◆ About this exercise ◆
For this exercise, retype every record below exactly and keep the pictures out.

◆ Material provided ◆
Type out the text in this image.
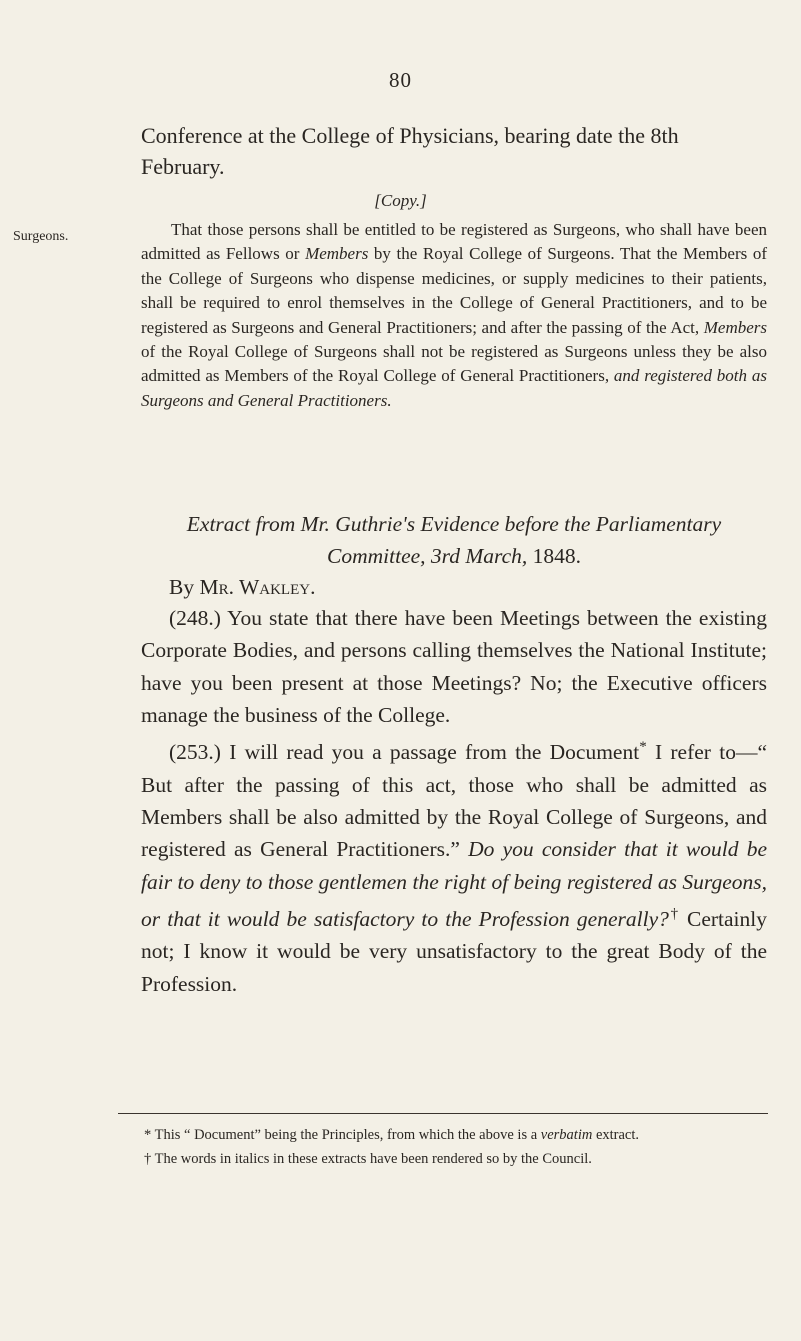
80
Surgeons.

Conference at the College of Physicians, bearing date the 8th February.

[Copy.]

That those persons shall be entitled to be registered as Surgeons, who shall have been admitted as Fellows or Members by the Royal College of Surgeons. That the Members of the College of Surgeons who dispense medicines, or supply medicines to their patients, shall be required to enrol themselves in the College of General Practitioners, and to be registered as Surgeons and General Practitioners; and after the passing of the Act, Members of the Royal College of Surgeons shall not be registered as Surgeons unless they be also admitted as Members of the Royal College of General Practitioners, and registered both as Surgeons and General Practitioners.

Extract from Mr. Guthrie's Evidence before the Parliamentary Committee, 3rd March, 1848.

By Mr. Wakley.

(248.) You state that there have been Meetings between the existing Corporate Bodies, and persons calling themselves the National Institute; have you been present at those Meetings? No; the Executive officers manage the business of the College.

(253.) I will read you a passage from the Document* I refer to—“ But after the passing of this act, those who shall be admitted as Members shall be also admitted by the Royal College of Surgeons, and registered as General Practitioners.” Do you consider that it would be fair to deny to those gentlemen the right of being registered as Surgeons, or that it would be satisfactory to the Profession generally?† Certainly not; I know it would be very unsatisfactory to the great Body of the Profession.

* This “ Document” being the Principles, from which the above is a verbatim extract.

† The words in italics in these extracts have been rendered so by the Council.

◆ Task answer ◆
Type out the text in this image.
80
Surgeons.

Conference at the College of Physicians, bearing date the 8th February.

[Copy.]

That those persons shall be entitled to be registered as Surgeons, who shall have been admitted as Fellows or Members by the Royal College of Surgeons. That the Members of the College of Surgeons who dispense medicines, or supply medicines to their patients, shall be required to enrol themselves in the College of General Practitioners, and to be registered as Surgeons and General Practitioners; and after the passing of the Act, Members of the Royal College of Surgeons shall not be registered as Surgeons unless they be also admitted as Members of the Royal College of General Practitioners, and registered both as Surgeons and General Practitioners.

Extract from Mr. Guthrie's Evidence before the Parliamentary Committee, 3rd March, 1848.

By Mr. Wakley.

(248.) You state that there have been Meetings between the existing Corporate Bodies, and persons calling themselves the National Institute; have you been present at those Meetings? No; the Executive officers manage the business of the College.

(253.) I will read you a passage from the Document* I refer to—“ But after the passing of this act, those who shall be admitted as Members shall be also admitted by the Royal College of Surgeons, and registered as General Practitioners.” Do you consider that it would be fair to deny to those gentlemen the right of being registered as Surgeons, or that it would be satisfactory to the Profession generally?† Certainly not; I know it would be very unsatisfactory to the great Body of the Profession.

* This “ Document” being the Principles, from which the above is a verbatim extract.

† The words in italics in these extracts have been rendered so by the Council.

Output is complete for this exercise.